Task to complete:
Which lines below mention "usually"? Pick each one out.

Items from a dataset:
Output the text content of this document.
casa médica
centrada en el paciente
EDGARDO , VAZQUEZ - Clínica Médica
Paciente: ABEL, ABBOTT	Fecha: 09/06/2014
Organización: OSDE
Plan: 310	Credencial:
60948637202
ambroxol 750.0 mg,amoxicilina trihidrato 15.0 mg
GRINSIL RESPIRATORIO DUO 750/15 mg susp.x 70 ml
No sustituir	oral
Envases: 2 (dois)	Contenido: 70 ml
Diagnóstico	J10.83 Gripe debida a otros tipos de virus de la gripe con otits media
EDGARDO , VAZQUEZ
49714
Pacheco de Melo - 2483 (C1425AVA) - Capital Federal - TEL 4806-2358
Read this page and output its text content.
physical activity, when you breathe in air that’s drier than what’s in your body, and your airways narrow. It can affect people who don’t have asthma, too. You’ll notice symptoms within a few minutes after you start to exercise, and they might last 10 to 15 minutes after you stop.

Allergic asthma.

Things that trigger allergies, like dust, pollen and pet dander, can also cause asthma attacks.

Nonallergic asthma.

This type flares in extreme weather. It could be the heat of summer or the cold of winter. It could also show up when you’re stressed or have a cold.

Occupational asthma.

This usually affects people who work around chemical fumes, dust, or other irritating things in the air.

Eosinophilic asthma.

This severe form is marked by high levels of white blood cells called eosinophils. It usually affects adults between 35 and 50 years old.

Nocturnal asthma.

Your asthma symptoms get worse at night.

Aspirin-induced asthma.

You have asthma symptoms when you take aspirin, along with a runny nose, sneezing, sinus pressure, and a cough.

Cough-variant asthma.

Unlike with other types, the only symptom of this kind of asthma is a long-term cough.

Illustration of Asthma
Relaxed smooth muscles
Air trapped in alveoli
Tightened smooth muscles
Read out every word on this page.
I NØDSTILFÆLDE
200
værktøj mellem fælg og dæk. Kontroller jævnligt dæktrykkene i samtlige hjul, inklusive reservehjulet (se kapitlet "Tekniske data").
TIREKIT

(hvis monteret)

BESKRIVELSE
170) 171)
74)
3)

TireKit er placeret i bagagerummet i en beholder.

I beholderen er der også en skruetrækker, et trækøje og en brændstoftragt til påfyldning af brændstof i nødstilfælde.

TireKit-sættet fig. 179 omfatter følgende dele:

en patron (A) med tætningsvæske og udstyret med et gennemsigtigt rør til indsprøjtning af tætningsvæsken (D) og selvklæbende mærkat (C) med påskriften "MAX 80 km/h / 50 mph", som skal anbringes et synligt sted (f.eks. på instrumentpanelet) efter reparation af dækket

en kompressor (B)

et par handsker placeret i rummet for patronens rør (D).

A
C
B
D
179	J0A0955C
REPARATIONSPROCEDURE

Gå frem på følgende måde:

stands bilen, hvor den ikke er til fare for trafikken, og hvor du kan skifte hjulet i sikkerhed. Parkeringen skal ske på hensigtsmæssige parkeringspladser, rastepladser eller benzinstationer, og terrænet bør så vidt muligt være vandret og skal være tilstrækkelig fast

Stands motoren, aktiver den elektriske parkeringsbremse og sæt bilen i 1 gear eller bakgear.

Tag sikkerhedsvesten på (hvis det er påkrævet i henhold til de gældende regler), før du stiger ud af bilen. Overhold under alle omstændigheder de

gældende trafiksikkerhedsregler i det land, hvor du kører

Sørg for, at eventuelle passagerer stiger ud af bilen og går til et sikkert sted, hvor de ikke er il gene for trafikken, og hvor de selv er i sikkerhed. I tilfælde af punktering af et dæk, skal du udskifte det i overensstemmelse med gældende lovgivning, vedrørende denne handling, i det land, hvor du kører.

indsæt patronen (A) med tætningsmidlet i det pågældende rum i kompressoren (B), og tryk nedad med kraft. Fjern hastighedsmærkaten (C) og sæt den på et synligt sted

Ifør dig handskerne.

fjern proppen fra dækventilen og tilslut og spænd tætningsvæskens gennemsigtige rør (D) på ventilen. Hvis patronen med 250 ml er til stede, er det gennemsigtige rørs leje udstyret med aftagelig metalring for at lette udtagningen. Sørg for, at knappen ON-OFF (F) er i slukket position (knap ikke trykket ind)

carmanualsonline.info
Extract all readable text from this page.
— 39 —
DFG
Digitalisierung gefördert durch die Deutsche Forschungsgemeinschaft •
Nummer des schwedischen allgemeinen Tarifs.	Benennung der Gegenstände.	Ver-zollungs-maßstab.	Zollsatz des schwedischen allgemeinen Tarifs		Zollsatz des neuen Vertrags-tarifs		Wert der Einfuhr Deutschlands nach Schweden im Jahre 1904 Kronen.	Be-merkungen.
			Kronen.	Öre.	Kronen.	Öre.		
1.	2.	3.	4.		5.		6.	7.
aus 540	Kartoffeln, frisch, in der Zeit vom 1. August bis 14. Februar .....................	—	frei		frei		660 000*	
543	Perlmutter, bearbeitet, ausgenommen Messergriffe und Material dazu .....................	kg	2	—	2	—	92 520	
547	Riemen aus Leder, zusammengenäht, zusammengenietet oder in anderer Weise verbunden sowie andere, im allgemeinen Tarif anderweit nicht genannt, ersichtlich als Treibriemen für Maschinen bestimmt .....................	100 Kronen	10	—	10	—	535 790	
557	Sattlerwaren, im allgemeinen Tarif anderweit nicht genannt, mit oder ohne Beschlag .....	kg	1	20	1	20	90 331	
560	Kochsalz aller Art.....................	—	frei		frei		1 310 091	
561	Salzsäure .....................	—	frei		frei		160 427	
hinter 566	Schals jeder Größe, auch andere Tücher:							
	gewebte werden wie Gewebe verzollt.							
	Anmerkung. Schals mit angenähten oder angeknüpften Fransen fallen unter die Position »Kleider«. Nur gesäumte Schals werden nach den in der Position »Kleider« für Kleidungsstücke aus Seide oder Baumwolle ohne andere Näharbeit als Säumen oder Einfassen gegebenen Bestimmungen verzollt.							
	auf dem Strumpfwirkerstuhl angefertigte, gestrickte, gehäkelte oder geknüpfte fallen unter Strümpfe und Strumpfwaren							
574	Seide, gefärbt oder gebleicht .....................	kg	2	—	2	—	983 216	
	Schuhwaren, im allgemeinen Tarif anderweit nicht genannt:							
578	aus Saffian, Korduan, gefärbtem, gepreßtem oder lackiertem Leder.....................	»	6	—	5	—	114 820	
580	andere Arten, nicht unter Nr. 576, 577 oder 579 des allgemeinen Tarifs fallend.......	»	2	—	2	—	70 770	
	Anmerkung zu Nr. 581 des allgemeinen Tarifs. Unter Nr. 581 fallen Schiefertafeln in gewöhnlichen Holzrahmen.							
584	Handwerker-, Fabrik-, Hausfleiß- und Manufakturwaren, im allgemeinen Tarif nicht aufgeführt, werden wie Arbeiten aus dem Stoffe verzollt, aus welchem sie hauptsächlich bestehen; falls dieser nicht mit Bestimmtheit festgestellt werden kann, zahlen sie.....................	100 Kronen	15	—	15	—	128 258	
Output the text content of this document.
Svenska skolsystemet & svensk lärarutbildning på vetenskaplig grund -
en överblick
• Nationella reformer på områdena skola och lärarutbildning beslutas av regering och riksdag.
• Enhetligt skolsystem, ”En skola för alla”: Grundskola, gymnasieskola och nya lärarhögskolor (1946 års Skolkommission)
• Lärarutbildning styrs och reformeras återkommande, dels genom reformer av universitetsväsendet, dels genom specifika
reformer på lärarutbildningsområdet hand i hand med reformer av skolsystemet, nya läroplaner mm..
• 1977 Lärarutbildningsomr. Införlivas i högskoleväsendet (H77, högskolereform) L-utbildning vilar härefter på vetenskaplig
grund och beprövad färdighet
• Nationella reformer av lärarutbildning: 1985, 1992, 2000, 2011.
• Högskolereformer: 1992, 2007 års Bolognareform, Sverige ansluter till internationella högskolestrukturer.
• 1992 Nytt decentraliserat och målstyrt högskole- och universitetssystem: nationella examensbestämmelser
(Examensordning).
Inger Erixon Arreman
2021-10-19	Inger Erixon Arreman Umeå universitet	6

Solved problem:
This usually affects people who work around chemical fumes, dust, or other irritating things in the air.
This severe form is marked by high levels of white blood cells called eosinophils. It usually affects adults between 35 and 50 years old.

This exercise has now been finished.